Search the listing for "оборотных" and copy every line where it appears.
----------------
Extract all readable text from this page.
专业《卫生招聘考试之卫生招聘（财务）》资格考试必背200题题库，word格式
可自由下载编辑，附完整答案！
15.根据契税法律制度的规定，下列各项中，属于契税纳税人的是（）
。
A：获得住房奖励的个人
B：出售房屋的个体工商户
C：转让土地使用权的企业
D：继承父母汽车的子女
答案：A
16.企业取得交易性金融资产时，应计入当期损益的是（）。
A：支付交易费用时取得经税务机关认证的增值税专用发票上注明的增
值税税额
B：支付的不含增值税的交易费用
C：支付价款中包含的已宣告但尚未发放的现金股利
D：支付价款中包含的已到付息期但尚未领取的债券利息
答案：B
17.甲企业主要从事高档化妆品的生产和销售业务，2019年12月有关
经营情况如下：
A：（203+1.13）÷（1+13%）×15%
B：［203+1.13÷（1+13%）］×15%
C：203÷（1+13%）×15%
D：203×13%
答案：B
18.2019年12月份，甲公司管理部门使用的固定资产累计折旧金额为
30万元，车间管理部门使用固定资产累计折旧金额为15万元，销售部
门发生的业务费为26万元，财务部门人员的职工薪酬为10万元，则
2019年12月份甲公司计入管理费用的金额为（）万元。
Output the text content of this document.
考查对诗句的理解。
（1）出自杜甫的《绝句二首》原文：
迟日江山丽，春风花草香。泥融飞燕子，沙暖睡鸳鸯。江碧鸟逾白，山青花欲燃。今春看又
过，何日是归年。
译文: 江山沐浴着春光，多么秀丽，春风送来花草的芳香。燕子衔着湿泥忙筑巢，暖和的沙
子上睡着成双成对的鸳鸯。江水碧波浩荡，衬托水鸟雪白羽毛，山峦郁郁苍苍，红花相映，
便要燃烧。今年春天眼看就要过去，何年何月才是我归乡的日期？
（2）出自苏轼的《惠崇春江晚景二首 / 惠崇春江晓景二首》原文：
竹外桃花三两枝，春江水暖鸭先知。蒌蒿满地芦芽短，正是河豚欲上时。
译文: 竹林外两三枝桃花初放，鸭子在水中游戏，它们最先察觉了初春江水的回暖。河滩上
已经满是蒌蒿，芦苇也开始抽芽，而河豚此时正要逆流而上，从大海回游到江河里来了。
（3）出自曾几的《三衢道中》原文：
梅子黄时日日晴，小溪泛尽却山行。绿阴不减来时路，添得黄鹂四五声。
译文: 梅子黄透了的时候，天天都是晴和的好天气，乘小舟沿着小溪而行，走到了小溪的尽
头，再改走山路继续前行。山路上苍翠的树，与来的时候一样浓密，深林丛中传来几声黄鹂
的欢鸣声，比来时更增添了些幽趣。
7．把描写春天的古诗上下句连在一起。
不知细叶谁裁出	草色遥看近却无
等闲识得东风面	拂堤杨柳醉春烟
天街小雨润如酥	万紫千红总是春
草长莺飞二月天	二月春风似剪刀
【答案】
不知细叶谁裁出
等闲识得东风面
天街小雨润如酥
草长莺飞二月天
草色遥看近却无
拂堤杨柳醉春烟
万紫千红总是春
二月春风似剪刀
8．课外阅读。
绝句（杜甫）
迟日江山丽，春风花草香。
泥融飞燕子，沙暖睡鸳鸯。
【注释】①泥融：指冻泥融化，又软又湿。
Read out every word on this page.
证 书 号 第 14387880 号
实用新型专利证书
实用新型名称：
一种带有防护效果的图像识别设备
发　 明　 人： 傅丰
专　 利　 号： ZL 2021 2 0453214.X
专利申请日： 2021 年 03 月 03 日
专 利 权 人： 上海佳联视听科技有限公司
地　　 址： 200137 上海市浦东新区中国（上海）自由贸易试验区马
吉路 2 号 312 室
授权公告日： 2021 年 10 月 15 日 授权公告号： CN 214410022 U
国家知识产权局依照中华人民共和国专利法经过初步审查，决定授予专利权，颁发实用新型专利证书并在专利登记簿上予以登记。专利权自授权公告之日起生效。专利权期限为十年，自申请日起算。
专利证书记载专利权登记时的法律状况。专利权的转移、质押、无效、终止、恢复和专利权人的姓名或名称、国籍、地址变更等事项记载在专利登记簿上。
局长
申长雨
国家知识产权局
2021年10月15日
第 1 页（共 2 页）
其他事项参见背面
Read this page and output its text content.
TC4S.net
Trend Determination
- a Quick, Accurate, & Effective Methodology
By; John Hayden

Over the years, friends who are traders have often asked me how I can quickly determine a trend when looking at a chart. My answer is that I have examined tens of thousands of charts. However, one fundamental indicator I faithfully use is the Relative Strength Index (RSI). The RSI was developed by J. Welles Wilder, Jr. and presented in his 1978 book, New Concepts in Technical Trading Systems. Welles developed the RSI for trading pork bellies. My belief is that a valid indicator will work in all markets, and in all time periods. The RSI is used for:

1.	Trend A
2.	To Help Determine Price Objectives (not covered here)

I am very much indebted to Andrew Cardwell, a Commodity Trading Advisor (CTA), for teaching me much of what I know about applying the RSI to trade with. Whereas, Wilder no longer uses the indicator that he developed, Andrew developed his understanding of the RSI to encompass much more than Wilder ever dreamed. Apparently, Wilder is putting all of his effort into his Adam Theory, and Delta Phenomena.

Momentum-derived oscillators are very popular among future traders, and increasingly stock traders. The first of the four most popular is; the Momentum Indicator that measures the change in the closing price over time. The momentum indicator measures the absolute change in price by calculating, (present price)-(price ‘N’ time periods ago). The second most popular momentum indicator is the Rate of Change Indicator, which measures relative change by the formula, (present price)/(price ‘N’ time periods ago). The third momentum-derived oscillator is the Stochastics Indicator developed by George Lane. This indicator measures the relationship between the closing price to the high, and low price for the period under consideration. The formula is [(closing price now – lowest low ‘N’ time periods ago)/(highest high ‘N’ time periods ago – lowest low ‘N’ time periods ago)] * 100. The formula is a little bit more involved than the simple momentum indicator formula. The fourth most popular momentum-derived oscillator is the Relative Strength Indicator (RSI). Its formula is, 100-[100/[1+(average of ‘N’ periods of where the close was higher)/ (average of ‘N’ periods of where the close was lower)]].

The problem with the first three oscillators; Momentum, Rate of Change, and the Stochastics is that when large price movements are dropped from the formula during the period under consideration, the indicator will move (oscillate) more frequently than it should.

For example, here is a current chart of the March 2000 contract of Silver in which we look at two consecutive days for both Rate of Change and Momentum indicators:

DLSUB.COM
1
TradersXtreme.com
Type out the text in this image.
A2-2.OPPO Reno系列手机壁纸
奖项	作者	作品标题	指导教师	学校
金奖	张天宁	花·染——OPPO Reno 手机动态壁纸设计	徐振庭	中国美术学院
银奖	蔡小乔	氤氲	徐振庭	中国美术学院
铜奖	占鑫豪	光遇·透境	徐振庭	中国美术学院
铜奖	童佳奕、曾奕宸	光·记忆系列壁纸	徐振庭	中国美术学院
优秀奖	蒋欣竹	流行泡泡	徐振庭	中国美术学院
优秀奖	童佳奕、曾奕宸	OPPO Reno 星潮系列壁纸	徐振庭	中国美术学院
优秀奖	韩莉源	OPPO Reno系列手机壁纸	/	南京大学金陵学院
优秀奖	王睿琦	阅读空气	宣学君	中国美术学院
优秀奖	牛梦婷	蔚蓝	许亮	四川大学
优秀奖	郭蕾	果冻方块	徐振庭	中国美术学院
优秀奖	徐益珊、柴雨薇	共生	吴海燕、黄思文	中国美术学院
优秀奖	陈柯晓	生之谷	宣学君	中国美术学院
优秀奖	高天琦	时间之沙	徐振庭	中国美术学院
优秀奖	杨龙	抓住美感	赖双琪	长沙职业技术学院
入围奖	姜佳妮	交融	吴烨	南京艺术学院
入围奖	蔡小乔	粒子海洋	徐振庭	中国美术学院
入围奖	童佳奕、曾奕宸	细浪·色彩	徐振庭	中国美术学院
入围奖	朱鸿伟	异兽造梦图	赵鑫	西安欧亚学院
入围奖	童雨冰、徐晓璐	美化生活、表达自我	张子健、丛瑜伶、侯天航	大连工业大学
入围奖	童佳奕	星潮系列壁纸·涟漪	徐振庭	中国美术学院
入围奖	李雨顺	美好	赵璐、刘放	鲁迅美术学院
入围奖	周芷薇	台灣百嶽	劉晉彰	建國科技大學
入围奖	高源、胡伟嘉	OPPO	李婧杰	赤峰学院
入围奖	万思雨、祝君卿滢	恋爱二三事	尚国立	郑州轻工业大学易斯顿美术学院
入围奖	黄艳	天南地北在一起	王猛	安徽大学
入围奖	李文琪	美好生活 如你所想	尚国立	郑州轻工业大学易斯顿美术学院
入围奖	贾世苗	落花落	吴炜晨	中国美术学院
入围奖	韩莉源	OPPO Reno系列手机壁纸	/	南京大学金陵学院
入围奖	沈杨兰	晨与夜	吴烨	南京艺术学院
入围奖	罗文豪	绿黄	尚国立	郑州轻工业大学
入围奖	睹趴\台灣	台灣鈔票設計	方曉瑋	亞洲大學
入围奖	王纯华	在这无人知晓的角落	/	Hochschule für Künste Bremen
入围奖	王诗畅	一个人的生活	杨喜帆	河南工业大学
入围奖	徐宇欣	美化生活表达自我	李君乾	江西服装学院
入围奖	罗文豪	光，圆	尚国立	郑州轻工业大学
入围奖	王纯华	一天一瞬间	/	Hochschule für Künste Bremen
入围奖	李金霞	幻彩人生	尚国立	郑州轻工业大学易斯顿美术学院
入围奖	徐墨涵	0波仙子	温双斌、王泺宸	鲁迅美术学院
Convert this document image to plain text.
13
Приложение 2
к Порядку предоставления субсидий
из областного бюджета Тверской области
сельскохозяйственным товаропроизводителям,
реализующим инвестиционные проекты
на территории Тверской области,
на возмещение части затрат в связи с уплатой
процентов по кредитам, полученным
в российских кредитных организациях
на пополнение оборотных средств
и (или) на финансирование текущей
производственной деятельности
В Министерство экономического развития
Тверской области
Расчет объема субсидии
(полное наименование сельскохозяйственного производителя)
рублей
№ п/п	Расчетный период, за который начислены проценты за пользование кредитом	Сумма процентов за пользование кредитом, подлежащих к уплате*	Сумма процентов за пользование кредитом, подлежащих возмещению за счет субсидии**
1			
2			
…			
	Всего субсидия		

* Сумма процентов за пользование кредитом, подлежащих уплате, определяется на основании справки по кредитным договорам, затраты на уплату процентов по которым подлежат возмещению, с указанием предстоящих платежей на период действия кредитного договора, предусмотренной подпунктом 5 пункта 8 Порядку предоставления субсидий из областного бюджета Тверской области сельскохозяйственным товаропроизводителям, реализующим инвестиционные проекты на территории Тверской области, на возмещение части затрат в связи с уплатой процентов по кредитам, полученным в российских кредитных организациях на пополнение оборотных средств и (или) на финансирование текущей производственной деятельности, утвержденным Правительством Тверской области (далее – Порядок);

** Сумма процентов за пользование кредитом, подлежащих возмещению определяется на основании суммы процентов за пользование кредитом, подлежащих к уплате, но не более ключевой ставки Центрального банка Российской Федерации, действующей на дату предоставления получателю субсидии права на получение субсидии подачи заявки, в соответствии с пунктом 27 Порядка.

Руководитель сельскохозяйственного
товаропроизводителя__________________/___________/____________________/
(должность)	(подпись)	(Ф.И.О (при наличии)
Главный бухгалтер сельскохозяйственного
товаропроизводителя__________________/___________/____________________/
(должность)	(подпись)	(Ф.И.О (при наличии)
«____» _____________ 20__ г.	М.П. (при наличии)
----------------
→ Result for this task:
на пополнение оборотных средств
* Сумма процентов за пользование кредитом, подлежащих уплате, определяется на основании справки по кредитным договорам, затраты на уплату процентов по которым подлежат возмещению, с указанием предстоящих платежей на период действия кредитного договора, предусмотренной подпунктом 5 пункта 8 Порядку предоставления субсидий из областного бюджета Тверской области сельскохозяйственным товаропроизводителям, реализующим инвестиционные проекты на территории Тверской области, на возмещение части затрат в связи с уплатой процентов по кредитам, полученным в российских кредитных организациях на пополнение оборотных средств и (или) на финансирование текущей производственной деятельности, утвержденным Правительством Тверской области (далее – Порядок);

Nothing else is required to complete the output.